### Raw data
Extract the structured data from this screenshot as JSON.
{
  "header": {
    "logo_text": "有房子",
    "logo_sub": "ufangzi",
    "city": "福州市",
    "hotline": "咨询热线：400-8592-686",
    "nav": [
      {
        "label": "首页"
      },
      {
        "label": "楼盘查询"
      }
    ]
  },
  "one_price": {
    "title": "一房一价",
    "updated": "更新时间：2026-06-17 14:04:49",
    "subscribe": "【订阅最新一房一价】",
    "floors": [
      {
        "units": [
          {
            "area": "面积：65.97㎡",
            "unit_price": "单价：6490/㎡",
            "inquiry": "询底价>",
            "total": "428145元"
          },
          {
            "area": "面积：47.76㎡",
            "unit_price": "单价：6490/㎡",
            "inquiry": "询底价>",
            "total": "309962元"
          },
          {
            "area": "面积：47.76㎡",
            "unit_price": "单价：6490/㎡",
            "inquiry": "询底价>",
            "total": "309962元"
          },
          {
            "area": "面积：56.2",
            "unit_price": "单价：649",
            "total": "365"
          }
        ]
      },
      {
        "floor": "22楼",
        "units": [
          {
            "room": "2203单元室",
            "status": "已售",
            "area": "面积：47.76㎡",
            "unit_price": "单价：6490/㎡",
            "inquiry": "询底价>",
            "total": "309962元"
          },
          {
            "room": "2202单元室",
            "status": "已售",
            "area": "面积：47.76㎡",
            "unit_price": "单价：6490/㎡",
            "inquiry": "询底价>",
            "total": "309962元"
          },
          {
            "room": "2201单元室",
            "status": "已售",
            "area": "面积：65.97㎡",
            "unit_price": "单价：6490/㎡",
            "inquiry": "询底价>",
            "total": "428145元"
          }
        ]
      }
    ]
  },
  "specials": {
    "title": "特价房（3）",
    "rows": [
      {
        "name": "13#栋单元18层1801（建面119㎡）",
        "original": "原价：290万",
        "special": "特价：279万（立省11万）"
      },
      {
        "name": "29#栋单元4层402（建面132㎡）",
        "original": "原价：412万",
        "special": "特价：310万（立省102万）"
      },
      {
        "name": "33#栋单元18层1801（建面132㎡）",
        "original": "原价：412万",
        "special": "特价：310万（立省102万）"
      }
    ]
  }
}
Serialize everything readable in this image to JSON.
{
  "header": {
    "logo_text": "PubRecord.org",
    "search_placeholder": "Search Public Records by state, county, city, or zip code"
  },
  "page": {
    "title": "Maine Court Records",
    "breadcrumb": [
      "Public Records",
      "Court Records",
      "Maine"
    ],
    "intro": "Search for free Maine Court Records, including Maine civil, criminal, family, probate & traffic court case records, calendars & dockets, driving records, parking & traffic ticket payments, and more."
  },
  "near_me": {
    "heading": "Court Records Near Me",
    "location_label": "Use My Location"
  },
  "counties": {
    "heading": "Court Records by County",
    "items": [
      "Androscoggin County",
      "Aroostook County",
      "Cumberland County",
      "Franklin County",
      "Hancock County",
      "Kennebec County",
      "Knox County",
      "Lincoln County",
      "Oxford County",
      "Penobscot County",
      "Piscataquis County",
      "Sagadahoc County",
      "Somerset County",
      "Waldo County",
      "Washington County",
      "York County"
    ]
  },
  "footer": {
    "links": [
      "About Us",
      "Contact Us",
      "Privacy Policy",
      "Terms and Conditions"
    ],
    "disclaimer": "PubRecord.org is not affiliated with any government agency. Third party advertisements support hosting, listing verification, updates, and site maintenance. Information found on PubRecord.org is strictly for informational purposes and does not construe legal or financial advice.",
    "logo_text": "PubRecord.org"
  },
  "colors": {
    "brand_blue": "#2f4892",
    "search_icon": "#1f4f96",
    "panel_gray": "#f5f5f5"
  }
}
######
- **What is being asked**:
Without omitting anything, output the entries exactly.

- **Response**:
Extract the structured data from this screenshot as JSON.
{
  "header": {
    "logo_text": "有房子",
    "logo_sub": "ufangzi",
    "city": "福州市",
    "hotline": "咨询热线：400-8592-686",
    "nav": [
      {
        "label": "首页"
      },
      {
        "label": "楼盘查询"
      }
    ]
  },
  "one_price": {
    "title": "一房一价",
    "updated": "更新时间：2026-06-17 14:04:49",
    "subscribe": "【订阅最新一房一价】",
    "floors": [
      {
        "units": [
          {
            "area": "面积：65.97㎡",
            "unit_price": "单价：6490/㎡",
            "inquiry": "询底价>",
            "total": "428145元"
          },
          {
            "area": "面积：47.76㎡",
            "unit_price": "单价：6490/㎡",
            "inquiry": "询底价>",
            "total": "309962元"
          },
          {
            "area": "面积：47.76㎡",
            "unit_price": "单价：6490/㎡",
            "inquiry": "询底价>",
            "total": "309962元"
          },
          {
            "area": "面积：56.2",
            "unit_price": "单价：649",
            "total": "365"
          }
        ]
      },
      {
        "floor": "22楼",
        "units": [
          {
            "room": "2203单元室",
            "status": "已售",
            "area": "面积：47.76㎡",
            "unit_price": "单价：6490/㎡",
            "inquiry": "询底价>",
            "total": "309962元"
          },
          {
            "room": "2202单元室",
            "status": "已售",
            "area": "面积：47.76㎡",
            "unit_price": "单价：6490/㎡",
            "inquiry": "询底价>",
            "total": "309962元"
          },
          {
            "room": "2201单元室",
            "status": "已售",
            "area": "面积：65.97㎡",
            "unit_price": "单价：6490/㎡",
            "inquiry": "询底价>",
            "total": "428145元"
          }
        ]
      }
    ]
  },
  "specials": {
    "title": "特价房（3）",
    "rows": [
      {
        "name": "13#栋单元18层1801（建面119㎡）",
        "original": "原价：290万",
        "special": "特价：279万（立省11万）"
      },
      {
        "name": "29#栋单元4层402（建面132㎡）",
        "original": "原价：412万",
        "special": "特价：310万（立省102万）"
      },
      {
        "name": "33#栋单元18层1801（建面132㎡）",
        "original": "原价：412万",
        "special": "特价：310万（立省102万）"
      }
    ]
  }
}
Serialize everything readable in this image to JSON.
{
  "header": {
    "logo_text": "PubRecord.org",
    "search_placeholder": "Search Public Records by state, county, city, or zip code"
  },
  "page": {
    "title": "Maine Court Records",
    "breadcrumb": [
      "Public Records",
      "Court Records",
      "Maine"
    ],
    "intro": "Search for free Maine Court Records, including Maine civil, criminal, family, probate & traffic court case records, calendars & dockets, driving records, parking & traffic ticket payments, and more."
  },
  "near_me": {
    "heading": "Court Records Near Me",
    "location_label": "Use My Location"
  },
  "counties": {
    "heading": "Court Records by County",
    "items": [
      "Androscoggin County",
      "Aroostook County",
      "Cumberland County",
      "Franklin County",
      "Hancock County",
      "Kennebec County",
      "Knox County",
      "Lincoln County",
      "Oxford County",
      "Penobscot County",
      "Piscataquis County",
      "Sagadahoc County",
      "Somerset County",
      "Waldo County",
      "Washington County",
      "York County"
    ]
  },
  "footer": {
    "links": [
      "About Us",
      "Contact Us",
      "Privacy Policy",
      "Terms and Conditions"
    ],
    "disclaimer": "PubRecord.org is not affiliated with any government agency. Third party advertisements support hosting, listing verification, updates, and site maintenance. Information found on PubRecord.org is strictly for informational purposes and does not construe legal or financial advice.",
    "logo_text": "PubRecord.org"
  },
  "colors": {
    "brand_blue": "#2f4892",
    "search_icon": "#1f4f96",
    "panel_gray": "#f5f5f5"
  }
}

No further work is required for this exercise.